- Record extracts:

----------------

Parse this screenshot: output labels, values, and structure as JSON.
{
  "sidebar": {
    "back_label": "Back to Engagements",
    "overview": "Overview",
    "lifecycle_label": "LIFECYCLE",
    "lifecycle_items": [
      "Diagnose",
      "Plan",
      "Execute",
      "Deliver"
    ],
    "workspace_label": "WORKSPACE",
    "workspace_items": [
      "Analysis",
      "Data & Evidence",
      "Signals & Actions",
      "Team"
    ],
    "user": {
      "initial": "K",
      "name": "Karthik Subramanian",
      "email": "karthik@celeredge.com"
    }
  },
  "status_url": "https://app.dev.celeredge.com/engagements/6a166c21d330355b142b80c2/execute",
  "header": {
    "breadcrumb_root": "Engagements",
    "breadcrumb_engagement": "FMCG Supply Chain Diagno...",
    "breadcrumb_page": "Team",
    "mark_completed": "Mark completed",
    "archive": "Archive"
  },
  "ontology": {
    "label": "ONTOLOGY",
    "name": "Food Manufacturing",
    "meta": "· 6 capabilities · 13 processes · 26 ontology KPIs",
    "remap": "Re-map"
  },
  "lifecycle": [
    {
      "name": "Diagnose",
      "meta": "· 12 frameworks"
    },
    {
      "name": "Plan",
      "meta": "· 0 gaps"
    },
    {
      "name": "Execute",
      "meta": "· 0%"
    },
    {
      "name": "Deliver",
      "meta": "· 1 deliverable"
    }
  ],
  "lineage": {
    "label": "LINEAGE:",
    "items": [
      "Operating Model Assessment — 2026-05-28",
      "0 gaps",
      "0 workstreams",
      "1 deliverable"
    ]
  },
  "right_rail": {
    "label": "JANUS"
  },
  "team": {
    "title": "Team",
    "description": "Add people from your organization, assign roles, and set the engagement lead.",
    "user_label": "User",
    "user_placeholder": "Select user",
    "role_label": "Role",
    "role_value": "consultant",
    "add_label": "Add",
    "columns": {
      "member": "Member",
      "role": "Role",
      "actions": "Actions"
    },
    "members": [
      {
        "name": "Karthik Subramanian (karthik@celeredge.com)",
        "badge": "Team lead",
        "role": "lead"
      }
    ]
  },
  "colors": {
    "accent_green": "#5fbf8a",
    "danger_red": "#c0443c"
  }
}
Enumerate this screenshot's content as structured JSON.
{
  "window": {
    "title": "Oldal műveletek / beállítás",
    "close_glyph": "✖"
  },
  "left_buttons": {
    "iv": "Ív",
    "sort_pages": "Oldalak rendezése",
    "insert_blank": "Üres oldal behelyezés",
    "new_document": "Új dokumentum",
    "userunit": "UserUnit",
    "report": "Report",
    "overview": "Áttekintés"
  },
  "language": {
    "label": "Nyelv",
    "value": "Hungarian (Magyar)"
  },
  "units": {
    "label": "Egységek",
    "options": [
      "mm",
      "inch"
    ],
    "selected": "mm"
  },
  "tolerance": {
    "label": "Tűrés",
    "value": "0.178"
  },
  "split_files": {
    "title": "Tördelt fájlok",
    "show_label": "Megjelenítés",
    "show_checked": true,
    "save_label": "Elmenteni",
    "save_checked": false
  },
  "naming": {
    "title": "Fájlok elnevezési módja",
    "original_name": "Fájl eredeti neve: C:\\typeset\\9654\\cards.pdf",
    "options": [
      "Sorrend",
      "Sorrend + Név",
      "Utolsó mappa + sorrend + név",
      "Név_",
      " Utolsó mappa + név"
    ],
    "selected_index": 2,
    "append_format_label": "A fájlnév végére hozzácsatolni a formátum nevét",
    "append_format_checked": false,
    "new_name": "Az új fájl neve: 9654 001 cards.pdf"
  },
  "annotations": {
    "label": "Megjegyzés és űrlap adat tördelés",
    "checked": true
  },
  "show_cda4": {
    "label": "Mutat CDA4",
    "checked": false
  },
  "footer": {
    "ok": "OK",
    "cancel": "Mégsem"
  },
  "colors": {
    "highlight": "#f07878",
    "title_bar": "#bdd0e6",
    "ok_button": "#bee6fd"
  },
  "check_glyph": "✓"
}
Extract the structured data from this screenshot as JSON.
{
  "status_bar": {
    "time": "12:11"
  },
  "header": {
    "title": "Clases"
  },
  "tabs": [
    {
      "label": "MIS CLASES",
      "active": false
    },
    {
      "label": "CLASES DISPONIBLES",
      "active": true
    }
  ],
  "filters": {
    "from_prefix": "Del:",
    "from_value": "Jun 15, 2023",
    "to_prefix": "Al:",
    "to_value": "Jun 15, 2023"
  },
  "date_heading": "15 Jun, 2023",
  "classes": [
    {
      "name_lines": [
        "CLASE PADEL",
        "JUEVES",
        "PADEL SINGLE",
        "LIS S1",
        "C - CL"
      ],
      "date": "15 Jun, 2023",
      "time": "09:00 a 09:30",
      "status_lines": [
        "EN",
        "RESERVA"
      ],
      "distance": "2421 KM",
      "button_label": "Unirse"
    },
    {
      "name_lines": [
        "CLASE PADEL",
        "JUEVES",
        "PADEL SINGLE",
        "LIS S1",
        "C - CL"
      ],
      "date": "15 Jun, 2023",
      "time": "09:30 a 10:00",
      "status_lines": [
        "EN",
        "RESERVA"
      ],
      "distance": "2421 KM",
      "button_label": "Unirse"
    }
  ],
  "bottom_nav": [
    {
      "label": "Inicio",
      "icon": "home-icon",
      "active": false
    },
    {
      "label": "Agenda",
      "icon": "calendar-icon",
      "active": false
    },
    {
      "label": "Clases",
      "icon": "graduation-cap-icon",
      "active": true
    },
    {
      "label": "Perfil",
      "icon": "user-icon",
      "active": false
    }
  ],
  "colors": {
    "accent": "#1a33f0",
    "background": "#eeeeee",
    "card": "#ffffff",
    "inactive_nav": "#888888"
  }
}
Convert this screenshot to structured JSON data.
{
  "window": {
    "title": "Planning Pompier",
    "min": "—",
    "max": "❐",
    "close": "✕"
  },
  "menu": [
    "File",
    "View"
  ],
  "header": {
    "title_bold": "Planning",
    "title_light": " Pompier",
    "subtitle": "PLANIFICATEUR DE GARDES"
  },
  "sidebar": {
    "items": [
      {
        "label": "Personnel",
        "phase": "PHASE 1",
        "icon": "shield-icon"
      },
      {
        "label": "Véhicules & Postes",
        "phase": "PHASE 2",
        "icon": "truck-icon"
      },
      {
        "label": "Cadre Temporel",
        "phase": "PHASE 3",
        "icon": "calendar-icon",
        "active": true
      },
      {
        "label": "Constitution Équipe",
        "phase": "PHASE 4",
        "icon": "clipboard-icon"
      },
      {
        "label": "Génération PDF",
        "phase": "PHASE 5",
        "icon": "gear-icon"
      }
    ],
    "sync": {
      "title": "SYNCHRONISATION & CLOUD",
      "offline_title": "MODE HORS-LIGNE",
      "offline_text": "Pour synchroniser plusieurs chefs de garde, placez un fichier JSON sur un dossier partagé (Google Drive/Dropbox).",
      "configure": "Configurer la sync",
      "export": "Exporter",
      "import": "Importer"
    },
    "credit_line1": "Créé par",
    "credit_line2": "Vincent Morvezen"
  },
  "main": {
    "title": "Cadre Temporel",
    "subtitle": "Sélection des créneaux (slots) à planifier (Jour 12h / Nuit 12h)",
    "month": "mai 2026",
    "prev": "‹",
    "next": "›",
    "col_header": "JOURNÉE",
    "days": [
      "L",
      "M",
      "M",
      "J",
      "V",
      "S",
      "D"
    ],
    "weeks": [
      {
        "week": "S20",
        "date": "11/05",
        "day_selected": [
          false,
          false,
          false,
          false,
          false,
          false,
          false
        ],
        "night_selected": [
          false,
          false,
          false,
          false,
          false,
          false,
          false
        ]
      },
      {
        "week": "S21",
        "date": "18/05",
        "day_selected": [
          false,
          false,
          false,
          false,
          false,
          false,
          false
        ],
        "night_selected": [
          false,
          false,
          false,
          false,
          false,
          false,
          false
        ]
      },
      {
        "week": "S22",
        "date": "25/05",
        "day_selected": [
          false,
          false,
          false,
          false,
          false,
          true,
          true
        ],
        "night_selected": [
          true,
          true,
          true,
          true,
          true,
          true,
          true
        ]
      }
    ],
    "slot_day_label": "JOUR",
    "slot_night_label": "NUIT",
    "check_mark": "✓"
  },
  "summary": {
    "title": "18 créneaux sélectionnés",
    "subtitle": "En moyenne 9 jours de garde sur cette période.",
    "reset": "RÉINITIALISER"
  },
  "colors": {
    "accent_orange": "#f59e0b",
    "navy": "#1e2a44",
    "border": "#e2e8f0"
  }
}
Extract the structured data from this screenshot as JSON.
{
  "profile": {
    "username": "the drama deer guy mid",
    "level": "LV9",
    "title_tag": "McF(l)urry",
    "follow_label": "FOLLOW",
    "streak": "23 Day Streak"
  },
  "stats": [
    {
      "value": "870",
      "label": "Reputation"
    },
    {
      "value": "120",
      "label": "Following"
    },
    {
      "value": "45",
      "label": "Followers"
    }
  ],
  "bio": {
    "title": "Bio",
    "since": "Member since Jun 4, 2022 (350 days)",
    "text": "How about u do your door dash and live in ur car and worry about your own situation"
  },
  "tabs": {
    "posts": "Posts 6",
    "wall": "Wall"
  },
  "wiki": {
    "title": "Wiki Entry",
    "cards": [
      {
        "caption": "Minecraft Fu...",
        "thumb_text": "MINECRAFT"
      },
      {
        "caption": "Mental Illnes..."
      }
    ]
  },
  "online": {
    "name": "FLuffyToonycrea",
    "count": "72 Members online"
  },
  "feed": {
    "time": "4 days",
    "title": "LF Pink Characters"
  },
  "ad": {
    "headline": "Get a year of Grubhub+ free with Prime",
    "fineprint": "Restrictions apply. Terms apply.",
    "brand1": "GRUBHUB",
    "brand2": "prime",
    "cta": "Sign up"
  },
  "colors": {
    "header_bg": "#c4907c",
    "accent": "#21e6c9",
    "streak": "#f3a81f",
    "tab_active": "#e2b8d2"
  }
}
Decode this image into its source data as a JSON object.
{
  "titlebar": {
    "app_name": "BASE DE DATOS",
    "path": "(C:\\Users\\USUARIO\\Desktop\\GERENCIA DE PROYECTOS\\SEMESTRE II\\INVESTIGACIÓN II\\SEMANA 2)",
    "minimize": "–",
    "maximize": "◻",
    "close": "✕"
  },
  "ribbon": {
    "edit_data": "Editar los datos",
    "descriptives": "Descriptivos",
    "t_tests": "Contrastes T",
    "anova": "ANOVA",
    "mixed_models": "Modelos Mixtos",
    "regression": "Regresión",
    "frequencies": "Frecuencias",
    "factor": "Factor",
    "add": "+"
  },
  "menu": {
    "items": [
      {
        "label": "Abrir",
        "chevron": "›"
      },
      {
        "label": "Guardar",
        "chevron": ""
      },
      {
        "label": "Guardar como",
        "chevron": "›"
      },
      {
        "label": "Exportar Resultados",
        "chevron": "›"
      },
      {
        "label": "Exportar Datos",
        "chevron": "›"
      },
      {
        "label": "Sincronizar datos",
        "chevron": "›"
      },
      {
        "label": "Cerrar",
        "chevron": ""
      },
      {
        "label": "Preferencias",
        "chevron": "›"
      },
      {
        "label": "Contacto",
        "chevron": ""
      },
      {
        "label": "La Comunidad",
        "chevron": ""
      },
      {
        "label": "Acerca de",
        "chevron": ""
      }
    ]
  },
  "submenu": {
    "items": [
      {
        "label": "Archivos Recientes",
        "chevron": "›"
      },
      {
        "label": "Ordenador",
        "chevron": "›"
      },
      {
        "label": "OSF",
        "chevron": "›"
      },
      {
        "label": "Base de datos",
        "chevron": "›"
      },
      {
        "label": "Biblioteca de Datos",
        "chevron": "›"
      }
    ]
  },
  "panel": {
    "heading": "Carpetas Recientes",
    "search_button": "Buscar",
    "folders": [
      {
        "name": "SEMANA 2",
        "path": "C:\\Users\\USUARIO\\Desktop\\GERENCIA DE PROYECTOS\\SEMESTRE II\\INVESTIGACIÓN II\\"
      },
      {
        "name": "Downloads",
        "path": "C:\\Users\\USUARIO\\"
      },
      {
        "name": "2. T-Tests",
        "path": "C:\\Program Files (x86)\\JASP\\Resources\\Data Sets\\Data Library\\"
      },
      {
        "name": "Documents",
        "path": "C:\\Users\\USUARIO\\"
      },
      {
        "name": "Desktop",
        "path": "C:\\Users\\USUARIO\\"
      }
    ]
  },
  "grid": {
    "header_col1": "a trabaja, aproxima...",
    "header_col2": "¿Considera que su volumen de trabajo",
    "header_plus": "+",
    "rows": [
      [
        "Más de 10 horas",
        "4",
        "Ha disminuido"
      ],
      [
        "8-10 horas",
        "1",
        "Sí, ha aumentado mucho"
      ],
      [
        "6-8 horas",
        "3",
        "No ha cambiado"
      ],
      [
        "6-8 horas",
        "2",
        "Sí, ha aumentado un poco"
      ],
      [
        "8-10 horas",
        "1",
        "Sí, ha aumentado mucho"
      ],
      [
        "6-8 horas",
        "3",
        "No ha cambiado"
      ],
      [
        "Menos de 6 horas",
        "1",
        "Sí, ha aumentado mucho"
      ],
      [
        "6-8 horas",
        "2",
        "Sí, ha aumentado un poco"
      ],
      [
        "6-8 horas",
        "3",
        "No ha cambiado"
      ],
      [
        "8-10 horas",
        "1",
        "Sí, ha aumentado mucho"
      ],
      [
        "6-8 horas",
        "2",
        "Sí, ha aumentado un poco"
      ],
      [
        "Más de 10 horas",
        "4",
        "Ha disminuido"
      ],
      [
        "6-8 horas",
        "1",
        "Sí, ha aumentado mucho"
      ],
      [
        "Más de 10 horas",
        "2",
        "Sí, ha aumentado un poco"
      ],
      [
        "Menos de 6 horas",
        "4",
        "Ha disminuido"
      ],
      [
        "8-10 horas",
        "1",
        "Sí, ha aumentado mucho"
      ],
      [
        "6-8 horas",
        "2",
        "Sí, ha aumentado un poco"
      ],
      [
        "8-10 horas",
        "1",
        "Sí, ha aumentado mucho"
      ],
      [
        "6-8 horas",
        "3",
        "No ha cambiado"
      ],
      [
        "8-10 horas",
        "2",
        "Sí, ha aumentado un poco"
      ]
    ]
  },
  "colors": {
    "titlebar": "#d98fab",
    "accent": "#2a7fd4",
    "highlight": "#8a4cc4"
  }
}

----------------

- Prompt:
Determine the number of lines where the string "subtitle" occurs, and give that number only.

- Full answer:
3